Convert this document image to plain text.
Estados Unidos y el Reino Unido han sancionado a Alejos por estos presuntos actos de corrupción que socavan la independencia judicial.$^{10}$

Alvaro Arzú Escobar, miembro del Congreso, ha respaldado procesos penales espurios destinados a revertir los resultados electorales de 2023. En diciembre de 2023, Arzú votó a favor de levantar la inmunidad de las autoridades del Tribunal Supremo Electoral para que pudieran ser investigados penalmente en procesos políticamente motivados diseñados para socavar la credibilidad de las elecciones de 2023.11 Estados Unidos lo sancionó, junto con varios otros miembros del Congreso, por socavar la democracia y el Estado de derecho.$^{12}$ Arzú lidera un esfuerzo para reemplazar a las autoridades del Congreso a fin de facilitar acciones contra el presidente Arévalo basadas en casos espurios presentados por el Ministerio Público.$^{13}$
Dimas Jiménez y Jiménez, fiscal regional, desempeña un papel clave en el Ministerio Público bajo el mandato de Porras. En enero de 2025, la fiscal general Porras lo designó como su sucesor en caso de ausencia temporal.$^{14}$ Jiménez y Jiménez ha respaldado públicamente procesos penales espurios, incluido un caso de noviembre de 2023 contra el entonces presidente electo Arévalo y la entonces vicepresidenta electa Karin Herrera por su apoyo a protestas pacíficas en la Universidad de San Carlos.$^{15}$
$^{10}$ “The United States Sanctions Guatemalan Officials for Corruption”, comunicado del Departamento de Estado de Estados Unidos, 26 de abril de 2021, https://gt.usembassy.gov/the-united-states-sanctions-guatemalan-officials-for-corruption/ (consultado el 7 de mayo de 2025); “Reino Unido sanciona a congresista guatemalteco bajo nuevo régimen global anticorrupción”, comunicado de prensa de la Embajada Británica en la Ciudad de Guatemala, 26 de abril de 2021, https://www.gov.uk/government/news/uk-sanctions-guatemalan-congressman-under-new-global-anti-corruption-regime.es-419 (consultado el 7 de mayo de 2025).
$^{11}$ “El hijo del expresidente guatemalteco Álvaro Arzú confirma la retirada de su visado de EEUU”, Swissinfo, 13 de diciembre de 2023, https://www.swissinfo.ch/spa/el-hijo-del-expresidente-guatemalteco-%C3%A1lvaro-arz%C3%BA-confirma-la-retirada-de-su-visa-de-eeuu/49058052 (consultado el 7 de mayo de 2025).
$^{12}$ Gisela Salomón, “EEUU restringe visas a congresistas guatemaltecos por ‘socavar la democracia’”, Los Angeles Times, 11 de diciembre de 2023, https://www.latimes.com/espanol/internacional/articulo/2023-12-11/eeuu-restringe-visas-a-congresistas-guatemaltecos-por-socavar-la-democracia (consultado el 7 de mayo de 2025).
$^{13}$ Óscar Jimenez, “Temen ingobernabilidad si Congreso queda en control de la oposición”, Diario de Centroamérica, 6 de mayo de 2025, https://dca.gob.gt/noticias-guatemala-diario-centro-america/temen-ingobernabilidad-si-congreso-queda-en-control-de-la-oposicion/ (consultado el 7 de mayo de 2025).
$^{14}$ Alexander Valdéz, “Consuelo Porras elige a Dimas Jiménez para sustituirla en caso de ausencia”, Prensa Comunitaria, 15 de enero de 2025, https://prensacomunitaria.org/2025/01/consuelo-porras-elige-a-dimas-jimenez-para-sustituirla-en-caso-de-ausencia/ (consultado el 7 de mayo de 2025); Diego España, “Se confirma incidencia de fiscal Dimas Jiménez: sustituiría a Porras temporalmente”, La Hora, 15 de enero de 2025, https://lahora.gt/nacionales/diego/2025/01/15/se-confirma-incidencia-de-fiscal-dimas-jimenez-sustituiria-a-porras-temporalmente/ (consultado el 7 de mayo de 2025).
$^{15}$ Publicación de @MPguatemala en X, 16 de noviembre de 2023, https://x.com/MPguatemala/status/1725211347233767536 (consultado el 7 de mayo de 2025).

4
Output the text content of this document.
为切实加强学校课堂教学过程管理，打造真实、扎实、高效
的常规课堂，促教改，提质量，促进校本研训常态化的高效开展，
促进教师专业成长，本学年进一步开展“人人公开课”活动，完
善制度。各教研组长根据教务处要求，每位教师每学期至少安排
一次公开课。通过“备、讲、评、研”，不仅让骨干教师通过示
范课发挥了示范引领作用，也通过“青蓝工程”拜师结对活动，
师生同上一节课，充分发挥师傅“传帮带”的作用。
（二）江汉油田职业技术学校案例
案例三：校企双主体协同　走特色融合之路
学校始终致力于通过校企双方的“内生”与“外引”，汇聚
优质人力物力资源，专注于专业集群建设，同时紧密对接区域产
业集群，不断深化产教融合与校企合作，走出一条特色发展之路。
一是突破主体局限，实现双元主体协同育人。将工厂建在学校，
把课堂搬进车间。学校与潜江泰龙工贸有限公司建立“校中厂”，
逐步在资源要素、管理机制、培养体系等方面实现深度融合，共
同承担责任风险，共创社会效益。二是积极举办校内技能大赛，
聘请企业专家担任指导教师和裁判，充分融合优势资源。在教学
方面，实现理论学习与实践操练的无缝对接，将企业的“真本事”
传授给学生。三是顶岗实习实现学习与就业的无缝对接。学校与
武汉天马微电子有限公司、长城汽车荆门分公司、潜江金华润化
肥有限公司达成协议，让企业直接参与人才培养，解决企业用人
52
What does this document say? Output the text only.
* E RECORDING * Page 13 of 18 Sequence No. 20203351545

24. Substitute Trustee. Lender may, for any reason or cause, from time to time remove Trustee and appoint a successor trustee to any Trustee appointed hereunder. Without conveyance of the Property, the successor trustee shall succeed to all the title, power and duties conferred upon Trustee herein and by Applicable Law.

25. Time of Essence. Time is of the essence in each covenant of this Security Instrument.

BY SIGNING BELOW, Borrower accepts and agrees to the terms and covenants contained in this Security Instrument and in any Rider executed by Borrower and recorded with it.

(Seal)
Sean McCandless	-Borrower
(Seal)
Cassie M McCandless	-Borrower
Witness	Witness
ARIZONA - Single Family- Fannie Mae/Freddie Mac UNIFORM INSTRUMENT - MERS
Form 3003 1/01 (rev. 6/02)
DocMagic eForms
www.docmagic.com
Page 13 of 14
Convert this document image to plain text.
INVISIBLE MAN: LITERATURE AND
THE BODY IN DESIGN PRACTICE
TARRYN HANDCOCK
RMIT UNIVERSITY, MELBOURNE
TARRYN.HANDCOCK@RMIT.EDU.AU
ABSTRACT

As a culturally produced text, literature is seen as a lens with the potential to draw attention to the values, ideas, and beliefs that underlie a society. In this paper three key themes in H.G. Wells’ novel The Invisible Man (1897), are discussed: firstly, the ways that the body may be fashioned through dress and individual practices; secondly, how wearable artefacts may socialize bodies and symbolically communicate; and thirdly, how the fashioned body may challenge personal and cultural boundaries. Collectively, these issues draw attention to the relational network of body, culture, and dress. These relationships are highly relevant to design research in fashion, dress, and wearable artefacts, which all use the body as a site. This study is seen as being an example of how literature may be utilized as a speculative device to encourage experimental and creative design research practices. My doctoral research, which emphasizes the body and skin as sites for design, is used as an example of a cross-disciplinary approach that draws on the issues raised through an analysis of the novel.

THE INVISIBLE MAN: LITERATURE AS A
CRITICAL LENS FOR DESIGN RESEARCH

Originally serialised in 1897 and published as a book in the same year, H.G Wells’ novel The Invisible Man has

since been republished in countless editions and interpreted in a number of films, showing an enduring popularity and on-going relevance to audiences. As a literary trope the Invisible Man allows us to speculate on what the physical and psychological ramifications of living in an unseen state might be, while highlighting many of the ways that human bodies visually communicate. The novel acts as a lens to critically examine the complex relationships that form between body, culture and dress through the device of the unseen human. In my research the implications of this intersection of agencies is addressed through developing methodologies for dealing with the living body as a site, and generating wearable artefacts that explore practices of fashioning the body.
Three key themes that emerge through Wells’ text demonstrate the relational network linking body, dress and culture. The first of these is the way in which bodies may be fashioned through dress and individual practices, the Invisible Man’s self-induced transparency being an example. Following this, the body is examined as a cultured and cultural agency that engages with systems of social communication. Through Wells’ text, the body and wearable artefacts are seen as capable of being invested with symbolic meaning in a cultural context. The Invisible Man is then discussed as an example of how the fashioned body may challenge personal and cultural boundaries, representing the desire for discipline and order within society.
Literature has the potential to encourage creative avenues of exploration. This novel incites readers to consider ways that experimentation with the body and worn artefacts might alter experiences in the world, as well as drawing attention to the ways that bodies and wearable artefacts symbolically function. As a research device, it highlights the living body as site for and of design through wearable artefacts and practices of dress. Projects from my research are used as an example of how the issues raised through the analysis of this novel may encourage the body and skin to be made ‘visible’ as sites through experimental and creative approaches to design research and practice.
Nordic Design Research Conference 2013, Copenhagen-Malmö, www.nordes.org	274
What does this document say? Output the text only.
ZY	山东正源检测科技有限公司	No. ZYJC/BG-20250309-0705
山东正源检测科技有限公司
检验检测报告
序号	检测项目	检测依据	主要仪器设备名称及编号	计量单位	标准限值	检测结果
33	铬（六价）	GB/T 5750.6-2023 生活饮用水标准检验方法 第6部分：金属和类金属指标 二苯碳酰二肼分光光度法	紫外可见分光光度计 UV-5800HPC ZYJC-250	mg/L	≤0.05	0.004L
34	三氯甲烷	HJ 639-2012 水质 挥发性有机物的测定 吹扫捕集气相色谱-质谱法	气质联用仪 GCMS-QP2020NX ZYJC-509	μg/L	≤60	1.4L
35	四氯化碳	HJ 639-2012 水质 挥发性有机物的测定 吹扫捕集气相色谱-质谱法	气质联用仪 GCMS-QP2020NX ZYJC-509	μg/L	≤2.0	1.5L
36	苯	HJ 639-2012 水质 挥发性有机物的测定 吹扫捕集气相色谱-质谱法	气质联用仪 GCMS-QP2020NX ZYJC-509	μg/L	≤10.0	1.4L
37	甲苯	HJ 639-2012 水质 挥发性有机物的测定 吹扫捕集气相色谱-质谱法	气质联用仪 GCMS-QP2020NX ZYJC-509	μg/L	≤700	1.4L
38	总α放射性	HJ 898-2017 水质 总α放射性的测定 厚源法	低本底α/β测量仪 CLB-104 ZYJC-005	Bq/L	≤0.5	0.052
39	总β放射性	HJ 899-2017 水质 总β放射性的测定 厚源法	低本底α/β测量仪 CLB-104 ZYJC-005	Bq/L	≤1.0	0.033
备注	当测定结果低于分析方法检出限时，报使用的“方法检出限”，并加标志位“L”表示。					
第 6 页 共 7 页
==================================================
## [WRITTEN REQUEST]
From the data, list each line in which the string "enero" appears.

## [COMPLETE RESPONSE]
Dimas Jiménez y Jiménez, fiscal regional, desempeña un papel clave en el Ministerio Público bajo el mandato de Porras. En enero de 2025, la fiscal general Porras lo designó como su sucesor en caso de ausencia temporal.$^{14}$ Jiménez y Jiménez ha respaldado públicamente procesos penales espurios, incluido un caso de noviembre de 2023 contra el entonces presidente electo Arévalo y la entonces vicepresidenta electa Karin Herrera por su apoyo a protestas pacíficas en la Universidad de San Carlos.$^{15}$
$^{14}$ Alexander Valdéz, “Consuelo Porras elige a Dimas Jiménez para sustituirla en caso de ausencia”, Prensa Comunitaria, 15 de enero de 2025, https://prensacomunitaria.org/2025/01/consuelo-porras-elige-a-dimas-jimenez-para-sustituirla-en-caso-de-ausencia/ (consultado el 7 de mayo de 2025); Diego España, “Se confirma incidencia de fiscal Dimas Jiménez: sustituiría a Porras temporalmente”, La Hora, 15 de enero de 2025, https://lahora.gt/nacionales/diego/2025/01/15/se-confirma-incidencia-de-fiscal-dimas-jimenez-sustituiria-a-porras-temporalmente/ (consultado el 7 de mayo de 2025).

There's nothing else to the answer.